THE PROBLEM:
Within the data below, state how many lines contain the string "山西大同华严寺薄伽教藏殿". Provide the number only.

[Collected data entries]
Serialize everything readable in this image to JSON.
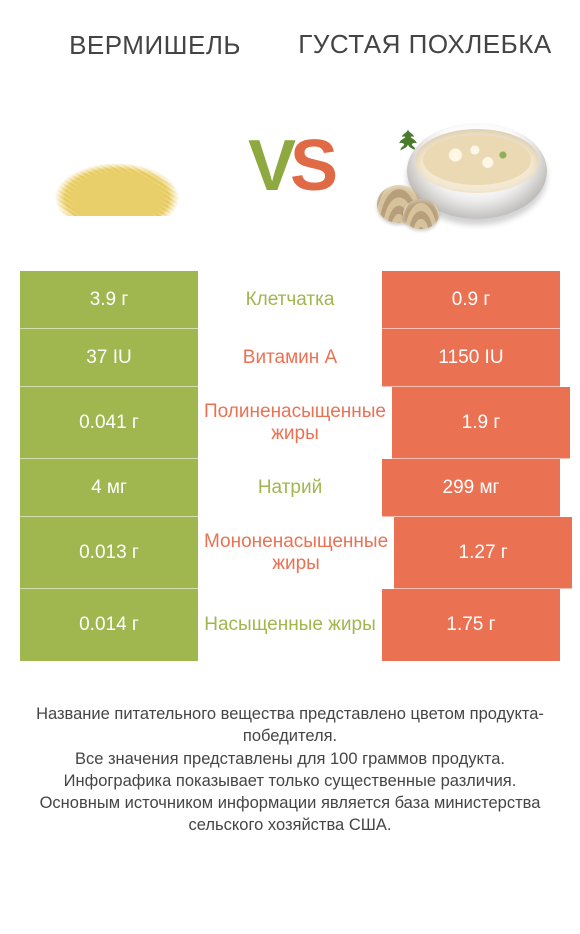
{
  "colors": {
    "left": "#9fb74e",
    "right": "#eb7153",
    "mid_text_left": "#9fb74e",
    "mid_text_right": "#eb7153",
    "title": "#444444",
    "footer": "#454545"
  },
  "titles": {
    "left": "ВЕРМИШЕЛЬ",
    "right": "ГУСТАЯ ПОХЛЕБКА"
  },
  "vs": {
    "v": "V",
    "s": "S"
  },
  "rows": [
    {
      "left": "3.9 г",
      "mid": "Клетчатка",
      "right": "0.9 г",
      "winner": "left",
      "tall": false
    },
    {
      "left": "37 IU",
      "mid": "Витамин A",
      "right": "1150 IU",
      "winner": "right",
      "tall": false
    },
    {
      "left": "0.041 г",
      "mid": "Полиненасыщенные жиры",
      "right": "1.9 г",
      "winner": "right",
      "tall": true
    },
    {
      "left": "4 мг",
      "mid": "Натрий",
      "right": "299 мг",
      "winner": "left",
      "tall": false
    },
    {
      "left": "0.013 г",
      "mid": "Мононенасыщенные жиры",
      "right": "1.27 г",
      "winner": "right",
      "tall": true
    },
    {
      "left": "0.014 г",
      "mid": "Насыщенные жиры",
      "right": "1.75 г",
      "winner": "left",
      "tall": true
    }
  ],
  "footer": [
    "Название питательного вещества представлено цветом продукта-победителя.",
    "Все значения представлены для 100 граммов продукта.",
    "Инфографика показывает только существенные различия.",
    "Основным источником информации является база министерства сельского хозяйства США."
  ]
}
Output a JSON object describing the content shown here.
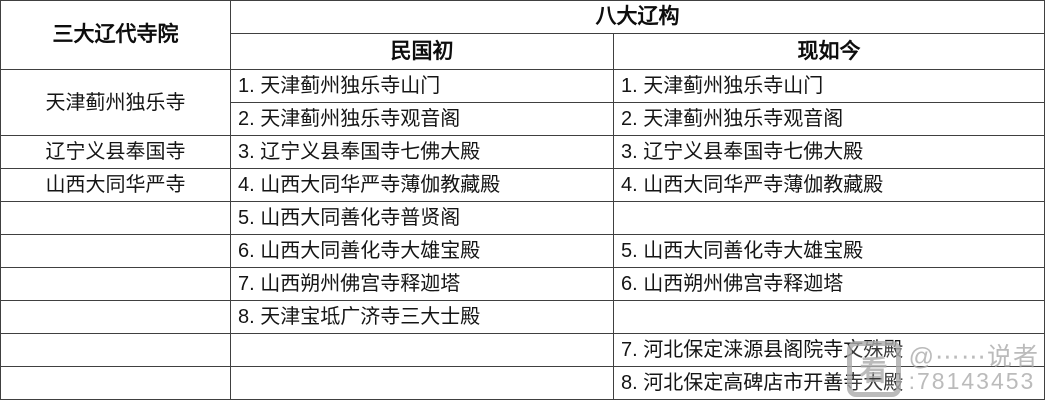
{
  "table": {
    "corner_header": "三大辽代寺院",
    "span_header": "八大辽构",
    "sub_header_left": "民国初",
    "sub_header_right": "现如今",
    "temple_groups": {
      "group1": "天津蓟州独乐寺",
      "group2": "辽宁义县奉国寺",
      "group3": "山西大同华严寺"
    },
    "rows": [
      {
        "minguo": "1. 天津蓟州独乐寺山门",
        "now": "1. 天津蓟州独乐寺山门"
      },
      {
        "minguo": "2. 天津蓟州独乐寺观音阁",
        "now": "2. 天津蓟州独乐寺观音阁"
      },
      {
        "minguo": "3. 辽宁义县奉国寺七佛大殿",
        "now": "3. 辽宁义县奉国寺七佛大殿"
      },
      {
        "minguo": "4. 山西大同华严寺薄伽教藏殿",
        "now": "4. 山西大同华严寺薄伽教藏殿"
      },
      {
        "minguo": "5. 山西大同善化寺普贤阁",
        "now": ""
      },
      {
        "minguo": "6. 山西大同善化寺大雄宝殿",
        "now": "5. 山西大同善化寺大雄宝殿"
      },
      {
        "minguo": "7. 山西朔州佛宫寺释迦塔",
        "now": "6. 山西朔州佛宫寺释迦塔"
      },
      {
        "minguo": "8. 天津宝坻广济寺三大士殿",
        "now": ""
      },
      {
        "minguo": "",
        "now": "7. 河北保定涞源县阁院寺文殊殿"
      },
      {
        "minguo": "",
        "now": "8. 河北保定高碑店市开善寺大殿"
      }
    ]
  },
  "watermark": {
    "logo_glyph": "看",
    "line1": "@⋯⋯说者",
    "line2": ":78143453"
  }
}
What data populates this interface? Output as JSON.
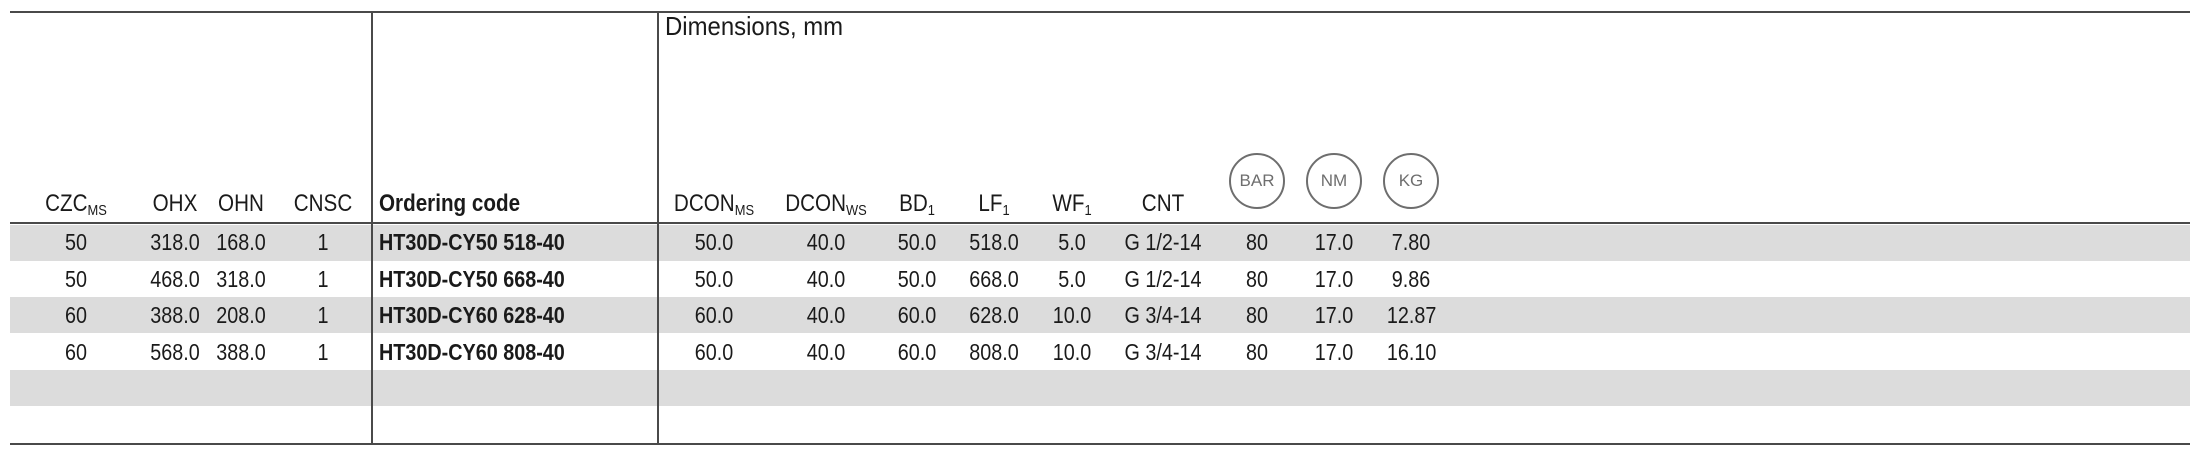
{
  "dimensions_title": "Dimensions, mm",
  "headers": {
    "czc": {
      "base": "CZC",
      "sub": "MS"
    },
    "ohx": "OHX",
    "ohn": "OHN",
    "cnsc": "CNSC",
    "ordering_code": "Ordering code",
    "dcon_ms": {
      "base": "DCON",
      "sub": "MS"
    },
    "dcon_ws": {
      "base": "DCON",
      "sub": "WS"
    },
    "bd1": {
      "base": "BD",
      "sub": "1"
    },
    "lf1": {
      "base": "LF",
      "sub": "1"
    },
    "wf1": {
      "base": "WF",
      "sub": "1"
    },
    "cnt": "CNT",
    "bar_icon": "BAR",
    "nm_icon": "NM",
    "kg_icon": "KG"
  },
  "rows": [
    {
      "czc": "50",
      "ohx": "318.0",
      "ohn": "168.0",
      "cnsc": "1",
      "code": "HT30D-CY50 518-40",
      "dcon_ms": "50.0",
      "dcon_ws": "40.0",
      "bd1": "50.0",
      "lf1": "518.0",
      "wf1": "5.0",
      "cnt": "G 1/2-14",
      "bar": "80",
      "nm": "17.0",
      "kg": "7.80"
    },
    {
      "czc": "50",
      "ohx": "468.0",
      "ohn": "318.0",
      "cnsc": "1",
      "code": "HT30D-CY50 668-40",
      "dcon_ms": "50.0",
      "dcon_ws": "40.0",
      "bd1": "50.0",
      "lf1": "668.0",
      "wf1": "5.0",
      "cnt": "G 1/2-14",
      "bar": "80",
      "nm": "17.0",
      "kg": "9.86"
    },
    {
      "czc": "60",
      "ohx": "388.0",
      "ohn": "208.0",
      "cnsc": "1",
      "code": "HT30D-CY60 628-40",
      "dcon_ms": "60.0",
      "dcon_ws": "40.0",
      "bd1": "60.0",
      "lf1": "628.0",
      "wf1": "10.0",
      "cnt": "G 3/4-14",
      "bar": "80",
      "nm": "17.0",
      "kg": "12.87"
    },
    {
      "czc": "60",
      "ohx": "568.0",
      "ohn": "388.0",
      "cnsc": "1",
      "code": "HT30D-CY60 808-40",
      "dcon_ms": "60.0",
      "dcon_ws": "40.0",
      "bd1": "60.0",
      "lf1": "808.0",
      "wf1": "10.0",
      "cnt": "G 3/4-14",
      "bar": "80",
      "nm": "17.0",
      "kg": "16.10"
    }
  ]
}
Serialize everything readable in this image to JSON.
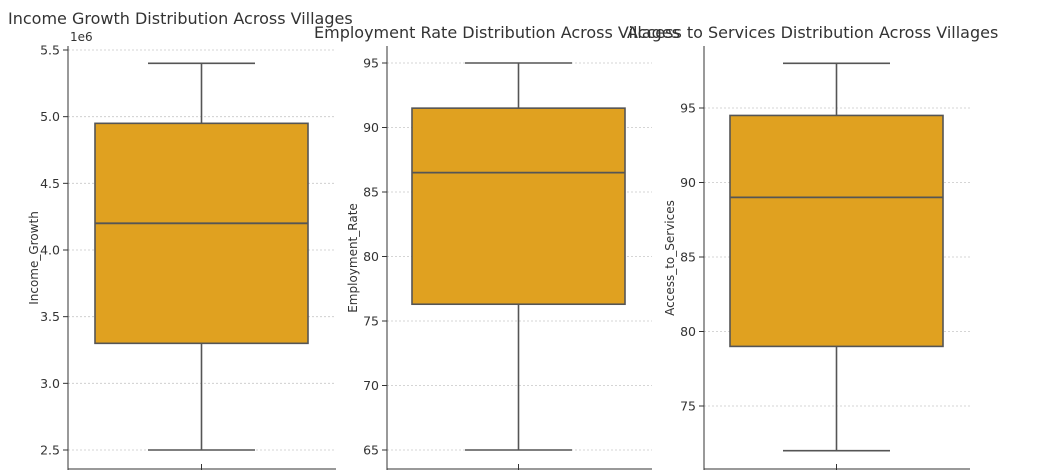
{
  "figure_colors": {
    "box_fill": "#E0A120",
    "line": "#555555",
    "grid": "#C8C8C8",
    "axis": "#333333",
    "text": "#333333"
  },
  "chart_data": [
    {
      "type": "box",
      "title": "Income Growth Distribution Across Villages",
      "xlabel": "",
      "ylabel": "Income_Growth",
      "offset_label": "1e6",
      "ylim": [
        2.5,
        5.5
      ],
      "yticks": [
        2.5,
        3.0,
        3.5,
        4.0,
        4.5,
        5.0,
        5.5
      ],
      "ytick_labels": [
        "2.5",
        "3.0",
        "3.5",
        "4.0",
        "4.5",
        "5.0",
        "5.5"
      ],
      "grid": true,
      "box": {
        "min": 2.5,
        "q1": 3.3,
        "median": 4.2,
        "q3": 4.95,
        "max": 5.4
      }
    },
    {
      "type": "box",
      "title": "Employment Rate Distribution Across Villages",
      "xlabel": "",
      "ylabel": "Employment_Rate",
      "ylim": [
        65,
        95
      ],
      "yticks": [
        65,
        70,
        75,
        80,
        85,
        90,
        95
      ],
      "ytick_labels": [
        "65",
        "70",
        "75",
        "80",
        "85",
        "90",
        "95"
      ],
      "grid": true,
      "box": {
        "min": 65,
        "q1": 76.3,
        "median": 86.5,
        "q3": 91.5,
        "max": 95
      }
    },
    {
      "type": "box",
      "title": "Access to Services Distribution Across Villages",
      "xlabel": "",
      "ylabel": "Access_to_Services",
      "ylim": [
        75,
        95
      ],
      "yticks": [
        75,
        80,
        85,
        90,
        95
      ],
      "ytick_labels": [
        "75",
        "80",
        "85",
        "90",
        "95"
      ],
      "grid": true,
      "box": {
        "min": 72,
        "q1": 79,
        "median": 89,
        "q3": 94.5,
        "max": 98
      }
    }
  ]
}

TASK RESPONSE:
2